STORED RECORDS —
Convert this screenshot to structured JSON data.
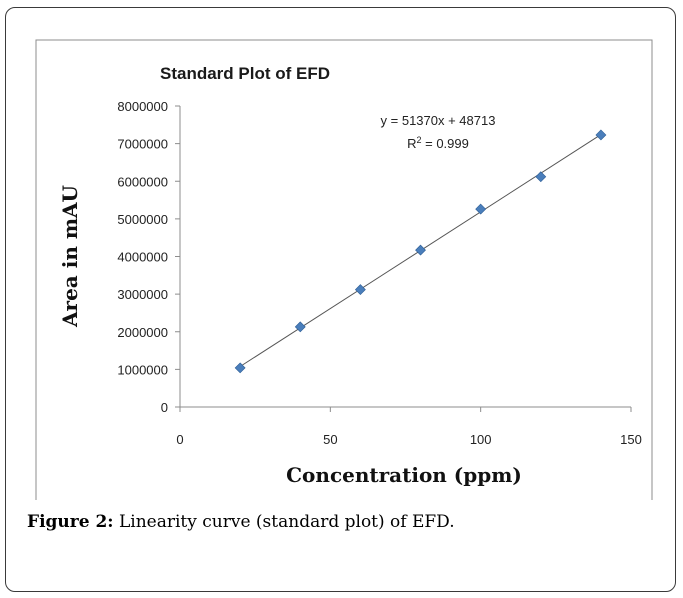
{
  "chart_data": {
    "type": "scatter",
    "title": "Standard Plot of EFD",
    "xlabel": "Concentration (ppm)",
    "ylabel": "Area in mAU",
    "xlim": [
      0,
      150
    ],
    "ylim": [
      0,
      8000000
    ],
    "x_ticks": [
      0,
      50,
      100,
      150
    ],
    "y_ticks": [
      0,
      1000000,
      2000000,
      3000000,
      4000000,
      5000000,
      6000000,
      7000000,
      8000000
    ],
    "x_tick_labels": [
      "0",
      "50",
      "100",
      "150"
    ],
    "y_tick_labels": [
      "0",
      "1000000",
      "2000000",
      "3000000",
      "4000000",
      "5000000",
      "6000000",
      "7000000",
      "8000000"
    ],
    "series": [
      {
        "x": [
          20,
          40,
          60,
          80,
          100,
          120,
          140
        ],
        "y": [
          1040000,
          2130000,
          3120000,
          4170000,
          5260000,
          6120000,
          7230000
        ]
      }
    ],
    "trendline": {
      "slope": 51370,
      "intercept": 48713,
      "x_range": [
        20,
        140
      ]
    },
    "annotations": {
      "equation": "y = 51370x + 48713",
      "r_squared_prefix": "R",
      "r_squared_sup": "2",
      "r_squared_value": " = 0.999"
    },
    "grid": false,
    "legend": "none",
    "marker_color": "#4a7ebb",
    "line_color": "#555555"
  },
  "caption": {
    "label": "Figure 2:",
    "text": " Linearity curve (standard plot) of EFD."
  }
}
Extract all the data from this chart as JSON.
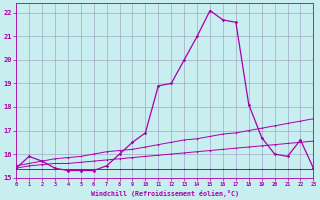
{
  "xlabel": "Windchill (Refroidissement éolien,°C)",
  "bg_color": "#c8eef0",
  "line_color": "#aa00aa",
  "grid_color": "#9999bb",
  "xlim": [
    0,
    23
  ],
  "ylim": [
    15,
    22.4
  ],
  "yticks": [
    15,
    16,
    17,
    18,
    19,
    20,
    21,
    22
  ],
  "xticks": [
    0,
    1,
    2,
    3,
    4,
    5,
    6,
    7,
    8,
    9,
    10,
    11,
    12,
    13,
    14,
    15,
    16,
    17,
    18,
    19,
    20,
    21,
    22,
    23
  ],
  "s_main_x": [
    0,
    1,
    2,
    3,
    4,
    5,
    6,
    7,
    8,
    9,
    10,
    11,
    12,
    13,
    14,
    15,
    16,
    17,
    18,
    19,
    20,
    21,
    22,
    23
  ],
  "s_main_y": [
    15.4,
    15.9,
    15.7,
    15.4,
    15.3,
    15.3,
    15.3,
    15.5,
    16.0,
    16.5,
    16.9,
    18.9,
    19.0,
    20.0,
    21.0,
    22.1,
    21.7,
    21.6,
    18.1,
    16.7,
    16.0,
    15.9,
    16.6,
    15.4
  ],
  "s_line1_x": [
    0,
    1,
    2,
    3,
    4,
    5,
    6,
    7,
    8,
    9,
    10,
    11,
    12,
    13,
    14,
    15,
    16,
    17,
    18,
    19,
    20,
    21,
    22,
    23
  ],
  "s_line1_y": [
    15.5,
    15.6,
    15.7,
    15.8,
    15.85,
    15.9,
    16.0,
    16.1,
    16.15,
    16.2,
    16.3,
    16.4,
    16.5,
    16.6,
    16.65,
    16.75,
    16.85,
    16.9,
    17.0,
    17.1,
    17.2,
    17.3,
    17.4,
    17.5
  ],
  "s_line2_x": [
    0,
    1,
    2,
    3,
    4,
    5,
    6,
    7,
    8,
    9,
    10,
    11,
    12,
    13,
    14,
    15,
    16,
    17,
    18,
    19,
    20,
    21,
    22,
    23
  ],
  "s_line2_y": [
    15.4,
    15.5,
    15.55,
    15.6,
    15.6,
    15.65,
    15.7,
    15.75,
    15.8,
    15.85,
    15.9,
    15.95,
    16.0,
    16.05,
    16.1,
    16.15,
    16.2,
    16.25,
    16.3,
    16.35,
    16.4,
    16.45,
    16.5,
    16.55
  ],
  "s_flat_x": [
    0,
    1,
    2,
    3,
    4,
    5,
    6,
    7,
    8,
    9,
    10,
    11,
    12,
    13,
    14,
    15,
    16,
    17,
    18,
    19,
    20,
    21,
    22,
    23
  ],
  "s_flat_y": [
    15.35,
    15.35,
    15.35,
    15.35,
    15.35,
    15.35,
    15.35,
    15.35,
    15.35,
    15.35,
    15.35,
    15.35,
    15.35,
    15.35,
    15.35,
    15.35,
    15.35,
    15.35,
    15.35,
    15.35,
    15.35,
    15.35,
    15.35,
    15.35
  ]
}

STATED EXERCISE — Copy out all of the material exactly as written, without its pictures.

WRITTEN REPLY —
Convert this screenshot to structured JSON data.
{
  "chart_data": {
    "type": "scatter",
    "title": "Standard Plot of EFD",
    "xlabel": "Concentration (ppm)",
    "ylabel": "Area in mAU",
    "xlim": [
      0,
      150
    ],
    "ylim": [
      0,
      8000000
    ],
    "x_ticks": [
      0,
      50,
      100,
      150
    ],
    "y_ticks": [
      0,
      1000000,
      2000000,
      3000000,
      4000000,
      5000000,
      6000000,
      7000000,
      8000000
    ],
    "x_tick_labels": [
      "0",
      "50",
      "100",
      "150"
    ],
    "y_tick_labels": [
      "0",
      "1000000",
      "2000000",
      "3000000",
      "4000000",
      "5000000",
      "6000000",
      "7000000",
      "8000000"
    ],
    "series": [
      {
        "x": [
          20,
          40,
          60,
          80,
          100,
          120,
          140
        ],
        "y": [
          1040000,
          2130000,
          3120000,
          4170000,
          5260000,
          6120000,
          7230000
        ]
      }
    ],
    "trendline": {
      "slope": 51370,
      "intercept": 48713,
      "x_range": [
        20,
        140
      ]
    },
    "annotations": {
      "equation": "y = 51370x + 48713",
      "r_squared_prefix": "R",
      "r_squared_sup": "2",
      "r_squared_value": " = 0.999"
    },
    "grid": false,
    "legend": "none",
    "marker_color": "#4a7ebb",
    "line_color": "#555555"
  },
  "caption": {
    "label": "Figure 2:",
    "text": " Linearity curve (standard plot) of EFD."
  }
}
Extract all the data from this chart as JSON.
{
  "xlabel": "Windchill (Refroidissement éolien,°C)",
  "bg_color": "#c8eef0",
  "line_color": "#aa00aa",
  "grid_color": "#9999bb",
  "xlim": [
    0,
    23
  ],
  "ylim": [
    15,
    22.4
  ],
  "yticks": [
    15,
    16,
    17,
    18,
    19,
    20,
    21,
    22
  ],
  "xticks": [
    0,
    1,
    2,
    3,
    4,
    5,
    6,
    7,
    8,
    9,
    10,
    11,
    12,
    13,
    14,
    15,
    16,
    17,
    18,
    19,
    20,
    21,
    22,
    23
  ],
  "s_main_x": [
    0,
    1,
    2,
    3,
    4,
    5,
    6,
    7,
    8,
    9,
    10,
    11,
    12,
    13,
    14,
    15,
    16,
    17,
    18,
    19,
    20,
    21,
    22,
    23
  ],
  "s_main_y": [
    15.4,
    15.9,
    15.7,
    15.4,
    15.3,
    15.3,
    15.3,
    15.5,
    16.0,
    16.5,
    16.9,
    18.9,
    19.0,
    20.0,
    21.0,
    22.1,
    21.7,
    21.6,
    18.1,
    16.7,
    16.0,
    15.9,
    16.6,
    15.4
  ],
  "s_line1_x": [
    0,
    1,
    2,
    3,
    4,
    5,
    6,
    7,
    8,
    9,
    10,
    11,
    12,
    13,
    14,
    15,
    16,
    17,
    18,
    19,
    20,
    21,
    22,
    23
  ],
  "s_line1_y": [
    15.5,
    15.6,
    15.7,
    15.8,
    15.85,
    15.9,
    16.0,
    16.1,
    16.15,
    16.2,
    16.3,
    16.4,
    16.5,
    16.6,
    16.65,
    16.75,
    16.85,
    16.9,
    17.0,
    17.1,
    17.2,
    17.3,
    17.4,
    17.5
  ],
  "s_line2_x": [
    0,
    1,
    2,
    3,
    4,
    5,
    6,
    7,
    8,
    9,
    10,
    11,
    12,
    13,
    14,
    15,
    16,
    17,
    18,
    19,
    20,
    21,
    22,
    23
  ],
  "s_line2_y": [
    15.4,
    15.5,
    15.55,
    15.6,
    15.6,
    15.65,
    15.7,
    15.75,
    15.8,
    15.85,
    15.9,
    15.95,
    16.0,
    16.05,
    16.1,
    16.15,
    16.2,
    16.25,
    16.3,
    16.35,
    16.4,
    16.45,
    16.5,
    16.55
  ],
  "s_flat_x": [
    0,
    1,
    2,
    3,
    4,
    5,
    6,
    7,
    8,
    9,
    10,
    11,
    12,
    13,
    14,
    15,
    16,
    17,
    18,
    19,
    20,
    21,
    22,
    23
  ],
  "s_flat_y": [
    15.35,
    15.35,
    15.35,
    15.35,
    15.35,
    15.35,
    15.35,
    15.35,
    15.35,
    15.35,
    15.35,
    15.35,
    15.35,
    15.35,
    15.35,
    15.35,
    15.35,
    15.35,
    15.35,
    15.35,
    15.35,
    15.35,
    15.35,
    15.35
  ]
}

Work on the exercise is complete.